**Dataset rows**
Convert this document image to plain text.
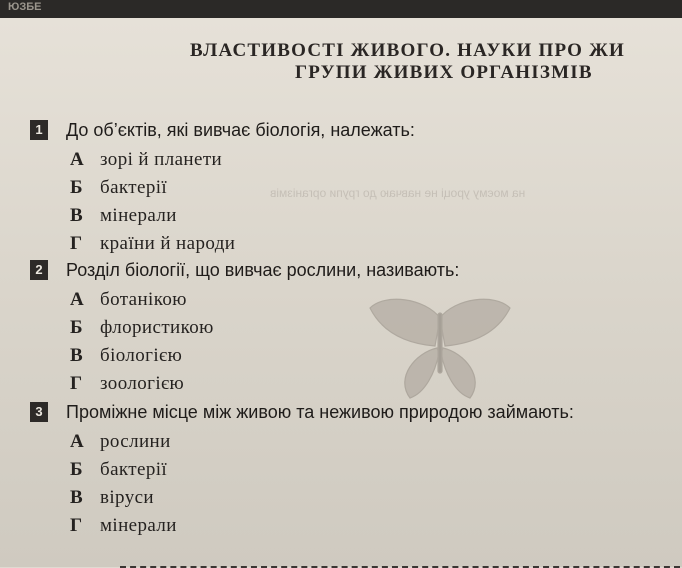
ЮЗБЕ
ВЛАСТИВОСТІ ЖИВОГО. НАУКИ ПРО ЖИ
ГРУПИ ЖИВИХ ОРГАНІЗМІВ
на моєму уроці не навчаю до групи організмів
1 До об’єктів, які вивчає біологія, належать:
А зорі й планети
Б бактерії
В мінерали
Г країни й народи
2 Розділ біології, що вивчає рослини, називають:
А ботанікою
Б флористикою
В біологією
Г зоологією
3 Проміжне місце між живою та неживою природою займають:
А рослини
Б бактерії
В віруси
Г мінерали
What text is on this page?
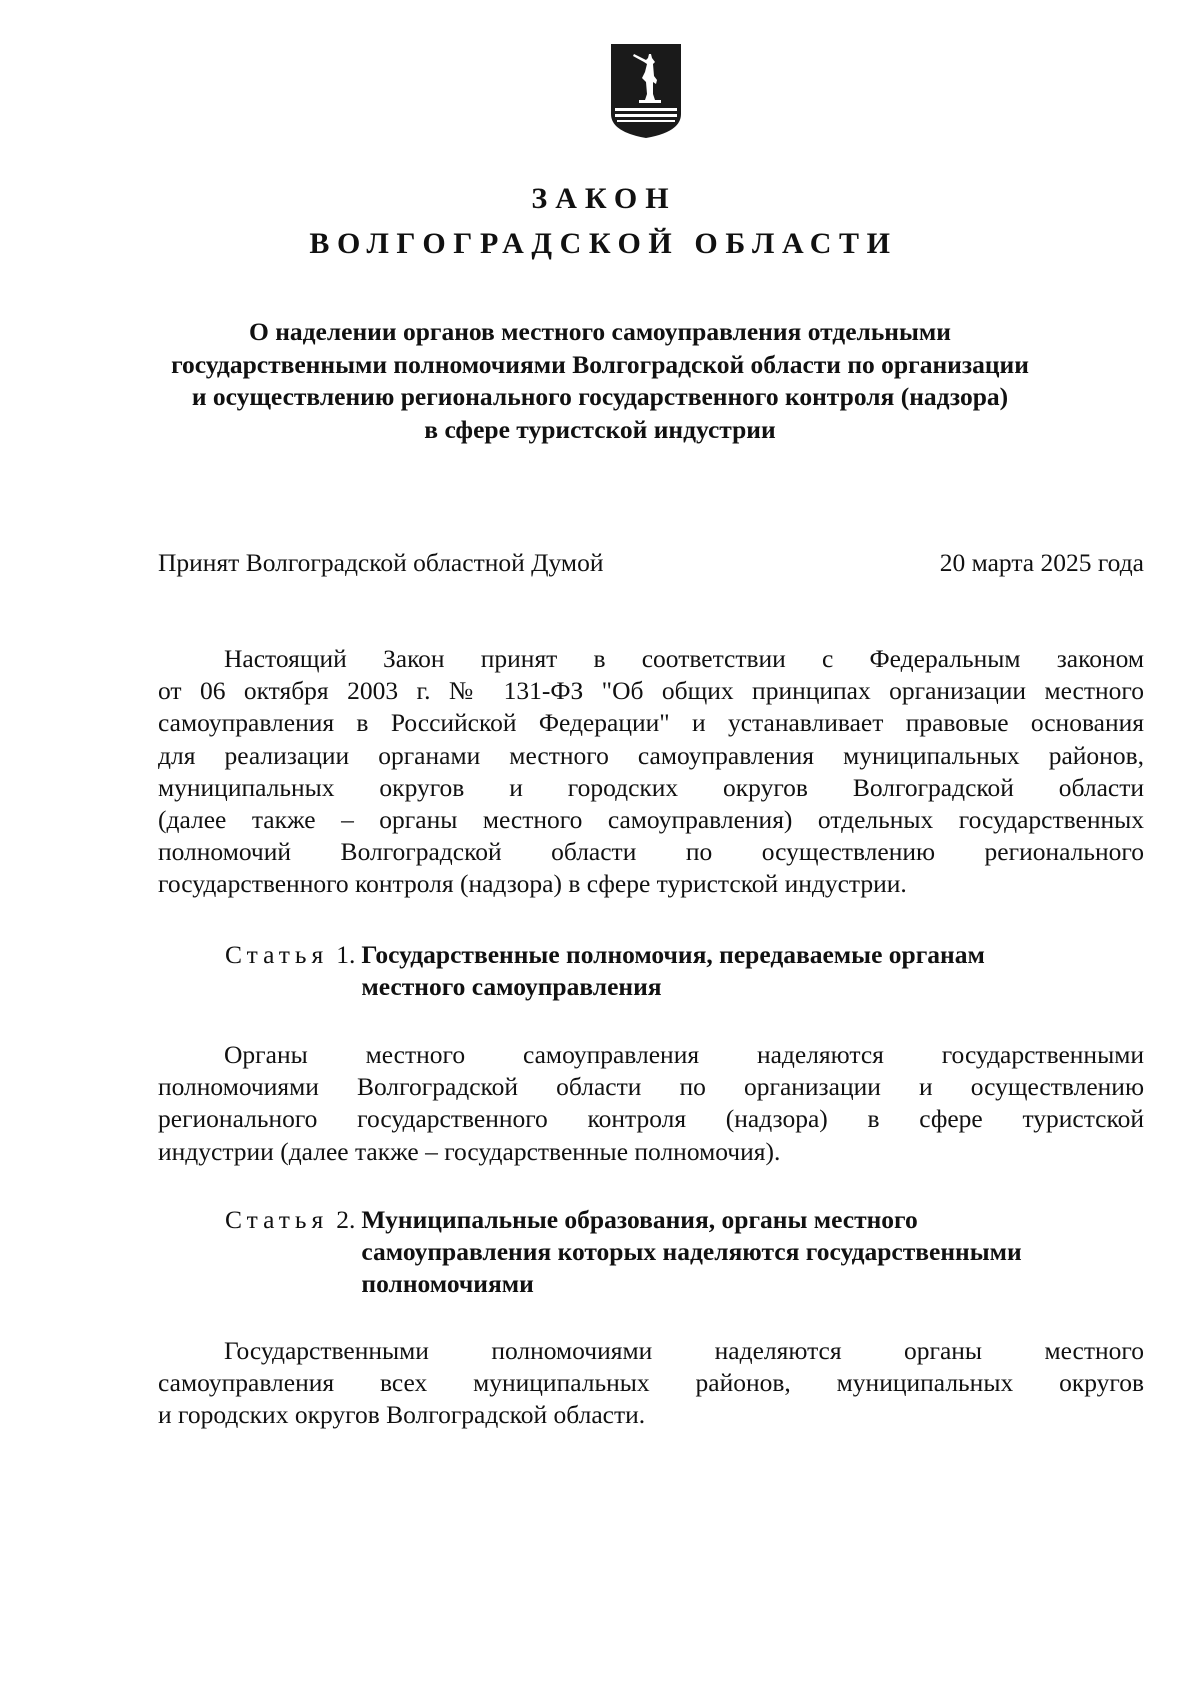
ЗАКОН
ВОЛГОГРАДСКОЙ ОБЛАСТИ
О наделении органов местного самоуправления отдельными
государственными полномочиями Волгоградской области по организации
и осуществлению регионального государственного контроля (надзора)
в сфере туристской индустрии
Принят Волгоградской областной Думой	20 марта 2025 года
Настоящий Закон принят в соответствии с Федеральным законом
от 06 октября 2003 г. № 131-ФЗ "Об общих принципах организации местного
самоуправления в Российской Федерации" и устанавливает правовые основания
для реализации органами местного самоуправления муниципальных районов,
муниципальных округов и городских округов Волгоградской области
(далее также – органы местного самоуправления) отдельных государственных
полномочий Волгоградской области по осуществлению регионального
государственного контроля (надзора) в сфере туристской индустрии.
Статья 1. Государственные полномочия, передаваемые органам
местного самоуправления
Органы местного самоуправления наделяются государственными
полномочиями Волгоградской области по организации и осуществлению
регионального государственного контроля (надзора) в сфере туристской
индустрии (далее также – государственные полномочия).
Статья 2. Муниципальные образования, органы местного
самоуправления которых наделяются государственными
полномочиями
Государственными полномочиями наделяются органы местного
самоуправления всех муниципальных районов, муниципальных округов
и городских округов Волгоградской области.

**Exercise objective**
Pick out the lines that include the word "Статья" and write them out.

**Result of this task**
Статья 1. Государственные полномочия, передаваемые органам
Статья 2. Муниципальные образования, органы местного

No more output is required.